# [Texte source]
▬▬▬▬▬▬

D'une puissance de plus d'un petawatt (1000 térawatts),
le " monstre " du Lawrence Livermore National Laboratory
(Californie) a été le premier à
réaliser des expériences
significatives de physique nucléaire. Le bombardement
de cibles d'or s'est accompagné de création
d'antimatière.
Le
français : Luli 2000, installé à
l'Ecole polytechnique (Palaiseau) disposera l'an prochain
d'une puissance d'un petawatt avec une cadence prévue
de dix tirs par seconde dans six ans.
L'avenir
: Le projet américain NIF a pour objectif la
fusion thermonucléaire. D'une puissance de
presque 2 petawatt, ce laser dardera ces 192 faisceaux
à l'horizon 2005 pour simuler les explosions nucléaires
mais aussi pour tester la viabilité des réacteurs
à fusion. Cinq ans plus tard, son équivalent
français, le laser Mégajoule, sera
prêt. Un premier élément sera
testé cette année.
Lasers à tout faire ou presque
Fusion :
Au Lawrence Livermore National Laboratory (Californie,
Etats-Unis) mais aussi en France, ont été
réalisées récemment des réactions
de fusion nucléaire. Mais ces expériences
sont loin de produire assez d'énergie pour
espérer concurrencer les centrales
nucléaires. En revanche, elles ont produit assez
de neutrons pour espérer en faire un jour une source
utile pour sonder les propriétés physique
des matériaux.
Particules : Grâce
à ces lasers, les accélérateurs
de particules seront épais comme un cheveu. En effet,
la puissance laser est telle que les électrons
ou les protons des atomes sont entraînés
à des énergies énormes sur de très
petites distances. Pour le moment, les dispositifs
concurrencent les grands accélérateurs...
des années 60. Pas encore très compétitifs,
donc, mais certains songent à s'en servir
comme injecteurs dans les futurs grands accélérateurs
de particules.
Compact :
Autre projet d'avenir, le Téramobile. En
matière de compacité difficile de faire
mieux. Ce laser térawatt tient dans un conteneur
embarqué sur un poids lourd. Facile à déplacer,
il servira à sonder les polluants des couches
atmosphériques.
Laser X :
Un rêve ancien est peut-être proche
d'être réalisé : disposer d'un
laser à rayons X, c'est-à-dire d'un scalpel
de lumière cohérente. Des hologrammes de
cellules vivantes seraient alors possibles. Au LOA, notamment,
de premiers pas sont très prometteurs.

▬▬▬▬▬▬

# [Listes des éléments et des zones]
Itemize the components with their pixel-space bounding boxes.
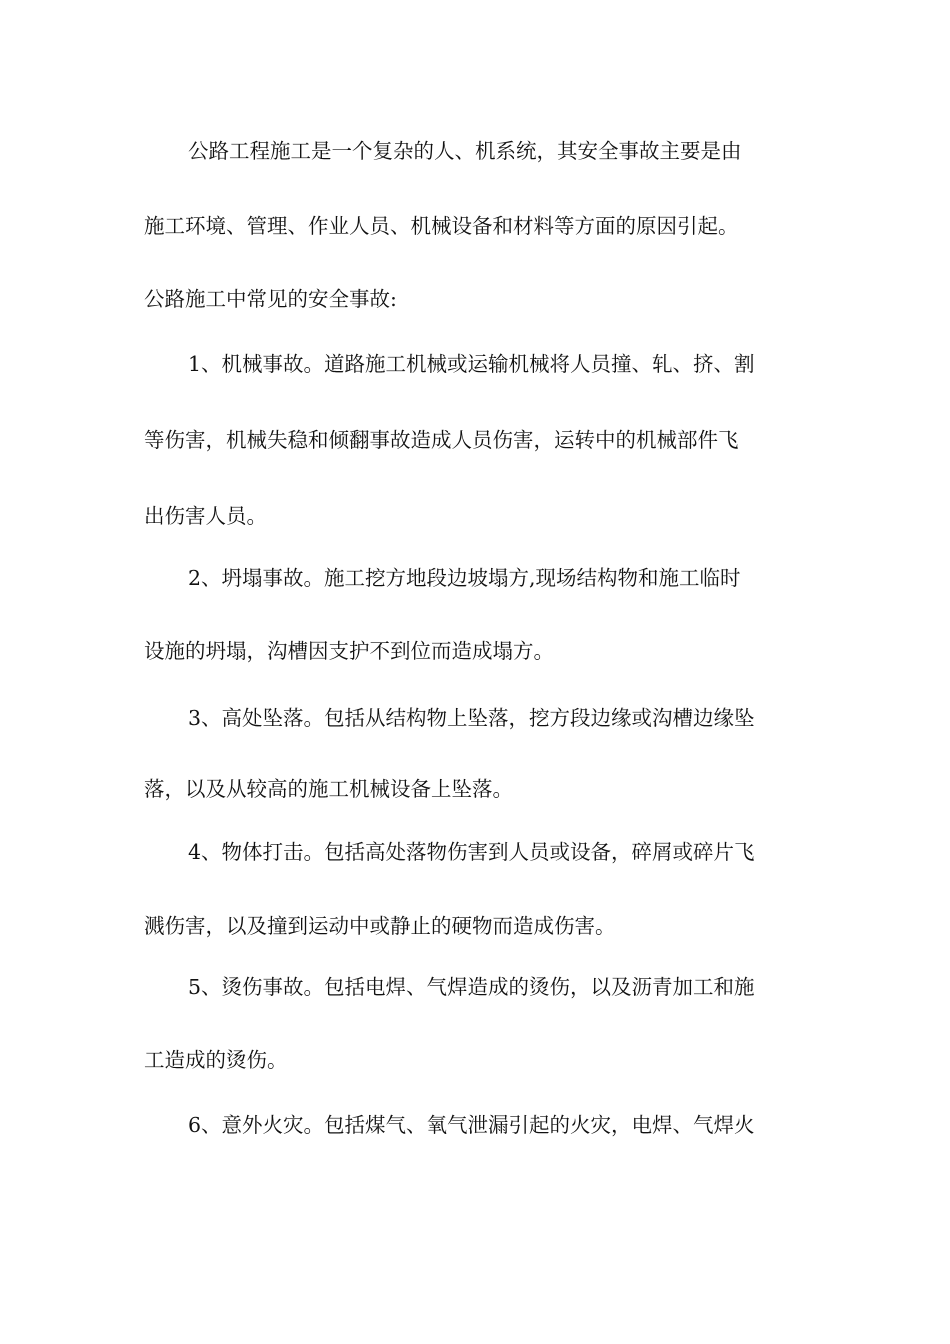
paragraph-intro-line-2: 施工环境、管理、作业人员、机械设备和材料等方面的原因引起。 <box>144 214 739 238</box>
item-4-line-1: 4、物体打击。包括高处落物伤害到人员或设备，碎屑或碎片飞 <box>188 840 755 864</box>
section-heading: 公路施工中常见的安全事故: <box>144 287 397 311</box>
item-4-line-2: 溅伤害，以及撞到运动中或静止的硬物而造成伤害。 <box>144 914 616 938</box>
item-1-line-3: 出伤害人员。 <box>144 504 267 528</box>
item-1-line-1: 1、机械事故。道路施工机械或运输机械将人员撞、轧、挤、割 <box>188 352 755 376</box>
item-5-line-2: 工造成的烫伤。 <box>144 1048 288 1072</box>
item-3-line-1: 3、高处坠落。包括从结构物上坠落，挖方段边缘或沟槽边缘坠 <box>188 706 755 730</box>
item-3-line-2: 落，以及从较高的施工机械设备上坠落。 <box>144 777 513 801</box>
paragraph-intro-line-1: 公路工程施工是一个复杂的人、机系统，其安全事故主要是由 <box>188 139 742 163</box>
item-5-line-1: 5、烫伤事故。包括电焊、气焊造成的烫伤，以及沥青加工和施 <box>188 975 755 999</box>
item-2-line-2: 设施的坍塌，沟槽因支护不到位而造成塌方。 <box>144 639 554 663</box>
item-2-line-1: 2、坍塌事故。施工挖方地段边坡塌方,现场结构物和施工临时 <box>188 566 741 590</box>
item-1-line-2: 等伤害，机械失稳和倾翻事故造成人员伤害，运转中的机械部件飞 <box>144 428 739 452</box>
item-6-line-1: 6、意外火灾。包括煤气、氧气泄漏引起的火灾，电焊、气焊火 <box>188 1113 755 1137</box>
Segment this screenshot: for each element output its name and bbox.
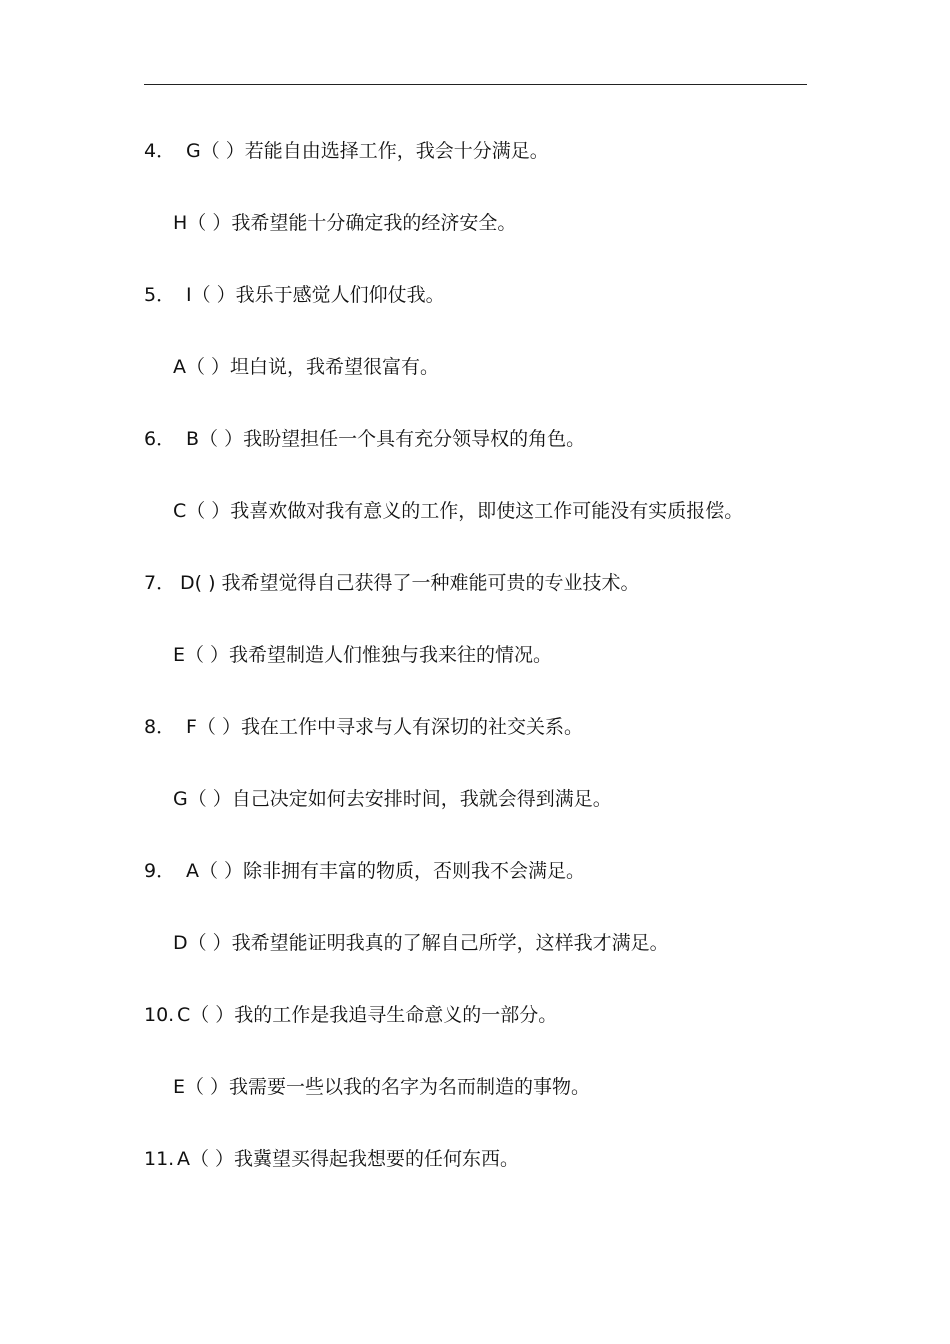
option-text: G（ ）自己决定如何去安排时间，我就会得到满足。: [173, 788, 612, 810]
question-5-option-a: [173, 354, 439, 380]
question-5-option-i: [144, 282, 445, 308]
question-6-option-c: [173, 498, 743, 524]
option-text: C（ ）我喜欢做对我有意义的工作，即使这工作可能没有实质报偿。: [173, 500, 744, 522]
question-number: 6．: [144, 428, 176, 450]
option-text: C（ ）我的工作是我追寻生命意义的一部分。: [177, 1004, 558, 1026]
option-text: B（ ）我盼望担任一个具有充分领导权的角色。: [186, 428, 586, 450]
option-text: D( ) 我希望觉得自己获得了一种难能可贵的专业技术。: [180, 572, 640, 594]
option-text: A（ ）我冀望买得起我想要的任何东西。: [177, 1148, 520, 1170]
option-text: E（ ）我需要一些以我的名字为名而制造的事物。: [173, 1076, 591, 1098]
option-text: A（ ）除非拥有丰富的物质，否则我不会满足。: [186, 860, 586, 882]
question-9-option-a: [144, 858, 585, 884]
question-10-option-e: [173, 1074, 590, 1100]
option-text: D（ ）我希望能证明我真的了解自己所学，这样我才满足。: [173, 932, 669, 954]
option-text: I（ ）我乐于感觉人们仰仗我。: [186, 284, 445, 306]
question-number: 9．: [144, 860, 176, 882]
question-11-option-a: [144, 1146, 519, 1172]
option-text: A（ ）坦白说，我希望很富有。: [173, 356, 440, 378]
question-7-option-d: [144, 570, 640, 596]
question-8-option-f: [144, 714, 583, 740]
option-text: H（ ）我希望能十分确定我的经济安全。: [173, 212, 517, 234]
header-rule: [144, 84, 807, 85]
question-9-option-d: [173, 930, 669, 956]
question-7-option-e: [173, 642, 552, 668]
question-8-option-g: [173, 786, 612, 812]
question-number: 4．: [144, 140, 176, 162]
question-number: 8．: [144, 716, 176, 738]
question-number: 10.: [144, 1004, 175, 1026]
question-10-option-c: [144, 1002, 557, 1028]
question-6-option-b: [144, 426, 585, 452]
option-text: F（ ）我在工作中寻求与人有深切的社交关系。: [186, 716, 583, 738]
option-text: E（ ）我希望制造人们惟独与我来往的情况。: [173, 644, 553, 666]
option-text: G（ ）若能自由选择工作，我会十分满足。: [186, 140, 549, 162]
question-number: 7．: [144, 572, 176, 594]
question-number: 5．: [144, 284, 176, 306]
question-4-option-g: [144, 138, 549, 164]
question-number: 11.: [144, 1148, 175, 1170]
question-4-option-h: [173, 210, 516, 236]
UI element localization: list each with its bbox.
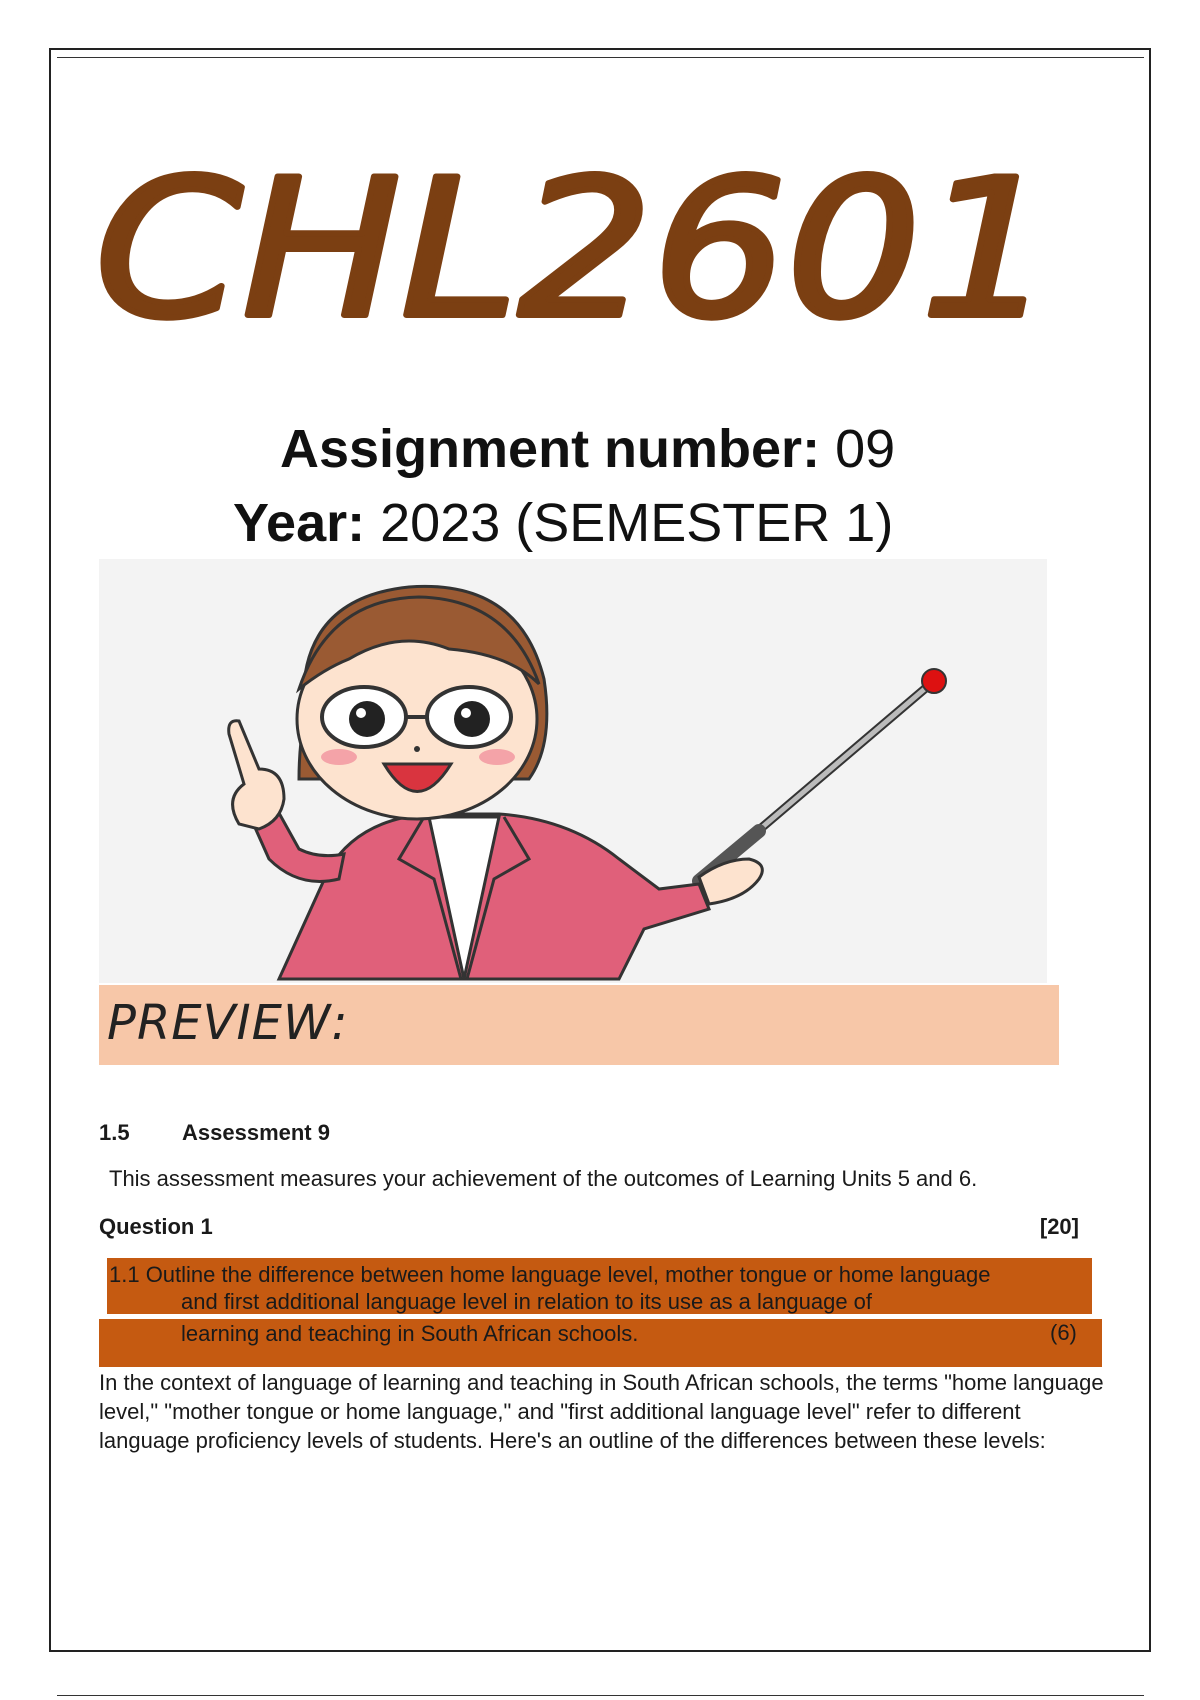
bottom-rule <box>57 1695 1144 1696</box>
course-code-text: CHL2601 <box>95 150 1055 350</box>
section-number: 1.5 <box>99 1120 130 1145</box>
answer-paragraph: In the context of language of learning and teaching in South African schools, the terms "home language level," "mother tongue or home language," and "first additional language level" refer to different language proficiency levels of students. Here's an outline of the differences between these levels: <box>99 1370 1104 1453</box>
assignment-number-line <box>280 419 896 479</box>
question-1-1-line-1: 1.1 Outline the difference between home language level, mother tongue or home language <box>109 1262 991 1287</box>
preview-label: PREVIEW: <box>107 995 349 1051</box>
question-title: Question 1 <box>99 1214 213 1239</box>
course-code-title <box>95 150 1075 350</box>
assignment-label: Assignment number: <box>280 419 821 479</box>
question-heading <box>99 1214 1079 1240</box>
top-rule <box>57 57 1144 58</box>
question-total-marks: [20] <box>1039 1214 1079 1239</box>
assignment-value: 09 <box>835 419 896 479</box>
question-1-1-line-3: learning and teaching in South African schools. <box>181 1321 639 1346</box>
year-value: 2023 (SEMESTER 1) <box>380 493 894 553</box>
teacher-with-pointer-icon <box>99 559 1047 983</box>
preview-banner <box>99 985 1059 1065</box>
question-1-1-marks: (6) <box>1050 1320 1077 1345</box>
course-code-svg <box>95 150 1075 350</box>
section-heading <box>99 1120 330 1146</box>
question-1-1-line-2: and first additional language level in relation to its use as a language of <box>181 1289 873 1314</box>
teacher-illustration <box>99 559 1047 983</box>
assessment-intro: This assessment measures your achievement of the outcomes of Learning Units 5 and 6. <box>109 1166 978 1191</box>
year-label: Year: <box>233 493 366 553</box>
section-title: Assessment 9 <box>182 1120 330 1145</box>
year-line <box>233 493 894 553</box>
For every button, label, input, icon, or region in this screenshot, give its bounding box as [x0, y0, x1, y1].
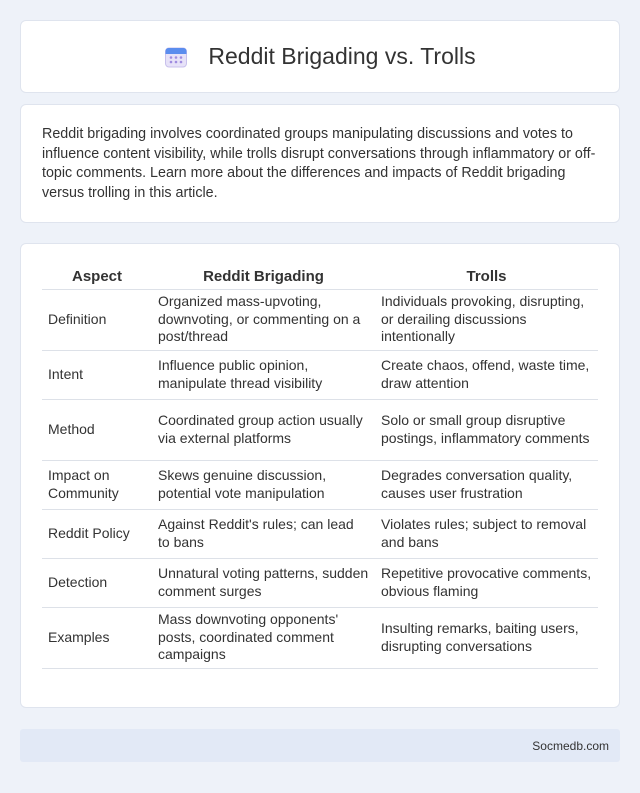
table-row	[42, 460, 598, 509]
row-trolls: Create chaos, offend, waste time, draw attention	[375, 350, 598, 399]
table-row	[42, 350, 598, 399]
footer	[20, 729, 620, 762]
intro-card	[20, 104, 620, 223]
row-brigading: Unnatural voting patterns, sudden comment surges	[152, 558, 375, 607]
row-brigading: Mass downvoting opponents' posts, coordinated comment campaigns	[152, 607, 375, 668]
title-card	[20, 20, 620, 93]
comparison-table	[42, 264, 598, 669]
row-brigading: Influence public opinion, manipulate thread visibility	[152, 350, 375, 399]
row-aspect: Intent	[42, 350, 152, 399]
table-row	[42, 399, 598, 460]
row-brigading: Against Reddit's rules; can lead to bans	[152, 509, 375, 558]
row-trolls: Repetitive provocative comments, obvious flaming	[375, 558, 598, 607]
header-aspect: Aspect	[42, 264, 152, 289]
row-brigading: Skews genuine discussion, potential vote manipulation	[152, 460, 375, 509]
intro-text: Reddit brigading involves coordinated groups manipulating discussions and votes to influence content visibility, while trolls disrupt conversations through inflammatory or off-topic comments. Learn more about the differences and impacts of Reddit brigading versus trolling in this article.	[42, 126, 596, 201]
calendar-icon	[164, 45, 188, 69]
table-row	[42, 558, 598, 607]
table-row	[42, 509, 598, 558]
row-aspect: Detection	[42, 558, 152, 607]
footer-site[interactable]: Socmedb.com	[532, 738, 609, 753]
row-brigading: Coordinated group action usually via external platforms	[152, 399, 375, 460]
row-trolls: Degrades conversation quality, causes user frustration	[375, 460, 598, 509]
table-card	[20, 243, 620, 708]
table-header-row	[42, 264, 598, 289]
row-aspect: Examples	[42, 607, 152, 668]
row-aspect: Impact on Community	[42, 460, 152, 509]
row-aspect: Method	[42, 399, 152, 460]
row-aspect: Definition	[42, 289, 152, 350]
header-reddit-brigading: Reddit Brigading	[152, 264, 375, 289]
header-trolls: Trolls	[375, 264, 598, 289]
page-title: Reddit Brigading vs. Trolls	[208, 43, 476, 69]
row-brigading: Organized mass-upvoting, downvoting, or commenting on a post/thread	[152, 289, 375, 350]
table-row	[42, 607, 598, 668]
row-trolls: Insulting remarks, baiting users, disrupting conversations	[375, 607, 598, 668]
table-row	[42, 289, 598, 350]
row-trolls: Individuals provoking, disrupting, or derailing discussions intentionally	[375, 289, 598, 350]
title-row	[164, 43, 475, 70]
row-trolls: Violates rules; subject to removal and bans	[375, 509, 598, 558]
row-aspect: Reddit Policy	[42, 509, 152, 558]
row-trolls: Solo or small group disruptive postings, inflammatory comments	[375, 399, 598, 460]
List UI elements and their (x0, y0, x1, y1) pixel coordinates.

▬▬▬▬▬▬

# [Consignes]
Dans le texte sur les lasers, pourquoi les accélérateurs de particules pourront-ils être « épais comme un cheveu » ? Répondez en une à trois phrases. Ces enregistrements proviennent d'une autre source.

# [Solution]
La puissance de ces lasers est si grande que les électrons ou les protons des atomes sont entraînés à des énergies énormes sur de très petites distances.